▸ What to do:
In the listing below, locate the lines bearing the word "this". Copy every one of them.

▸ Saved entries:
------------------------------------

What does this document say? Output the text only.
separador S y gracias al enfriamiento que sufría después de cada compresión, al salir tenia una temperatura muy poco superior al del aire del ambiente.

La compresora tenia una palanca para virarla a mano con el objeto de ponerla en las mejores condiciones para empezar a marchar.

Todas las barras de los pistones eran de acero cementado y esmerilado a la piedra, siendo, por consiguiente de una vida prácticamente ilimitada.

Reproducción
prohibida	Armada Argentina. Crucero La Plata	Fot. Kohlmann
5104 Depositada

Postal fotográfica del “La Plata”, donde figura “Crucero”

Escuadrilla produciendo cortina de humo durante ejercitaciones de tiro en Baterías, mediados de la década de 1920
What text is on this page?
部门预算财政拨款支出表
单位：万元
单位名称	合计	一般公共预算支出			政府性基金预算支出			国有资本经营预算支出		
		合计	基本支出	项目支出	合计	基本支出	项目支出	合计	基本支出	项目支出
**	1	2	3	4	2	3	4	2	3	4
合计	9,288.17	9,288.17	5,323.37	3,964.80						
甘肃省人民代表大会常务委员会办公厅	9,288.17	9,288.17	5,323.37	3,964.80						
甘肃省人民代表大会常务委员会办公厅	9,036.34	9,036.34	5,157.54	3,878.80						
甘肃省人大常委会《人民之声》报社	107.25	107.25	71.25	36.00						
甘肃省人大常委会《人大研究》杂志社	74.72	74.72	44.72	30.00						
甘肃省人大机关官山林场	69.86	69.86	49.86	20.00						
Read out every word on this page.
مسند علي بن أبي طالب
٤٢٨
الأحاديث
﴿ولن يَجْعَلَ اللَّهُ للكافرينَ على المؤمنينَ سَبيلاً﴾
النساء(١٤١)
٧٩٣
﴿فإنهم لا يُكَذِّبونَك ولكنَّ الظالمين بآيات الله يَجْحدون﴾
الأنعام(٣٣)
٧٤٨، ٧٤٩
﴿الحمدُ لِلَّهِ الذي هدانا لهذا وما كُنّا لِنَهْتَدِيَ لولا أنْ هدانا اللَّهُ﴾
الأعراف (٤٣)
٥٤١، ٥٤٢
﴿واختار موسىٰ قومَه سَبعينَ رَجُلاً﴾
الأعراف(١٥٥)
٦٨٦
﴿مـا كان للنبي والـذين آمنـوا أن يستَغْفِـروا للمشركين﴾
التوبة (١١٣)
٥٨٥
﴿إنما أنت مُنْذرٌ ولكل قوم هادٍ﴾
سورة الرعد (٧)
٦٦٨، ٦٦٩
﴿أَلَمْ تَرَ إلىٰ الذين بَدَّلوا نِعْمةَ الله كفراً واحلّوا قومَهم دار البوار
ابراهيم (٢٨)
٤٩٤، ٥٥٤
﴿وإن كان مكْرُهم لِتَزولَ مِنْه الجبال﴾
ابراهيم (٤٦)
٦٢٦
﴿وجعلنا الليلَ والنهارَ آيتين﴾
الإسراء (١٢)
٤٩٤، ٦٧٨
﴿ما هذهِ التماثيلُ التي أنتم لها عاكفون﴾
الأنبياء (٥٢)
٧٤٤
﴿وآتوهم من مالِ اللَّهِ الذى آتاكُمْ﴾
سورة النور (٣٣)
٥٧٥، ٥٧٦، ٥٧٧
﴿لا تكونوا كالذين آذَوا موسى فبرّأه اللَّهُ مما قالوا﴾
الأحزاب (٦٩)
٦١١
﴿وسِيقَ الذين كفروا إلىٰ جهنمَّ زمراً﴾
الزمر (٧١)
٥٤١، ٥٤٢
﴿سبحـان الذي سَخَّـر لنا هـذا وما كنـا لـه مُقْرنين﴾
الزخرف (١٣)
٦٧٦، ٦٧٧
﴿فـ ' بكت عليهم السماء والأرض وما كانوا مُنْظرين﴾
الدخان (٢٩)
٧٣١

------------------------------------

▸ The result:
What does this document say? Output the text only.
What text is on this page?
Read out every word on this page.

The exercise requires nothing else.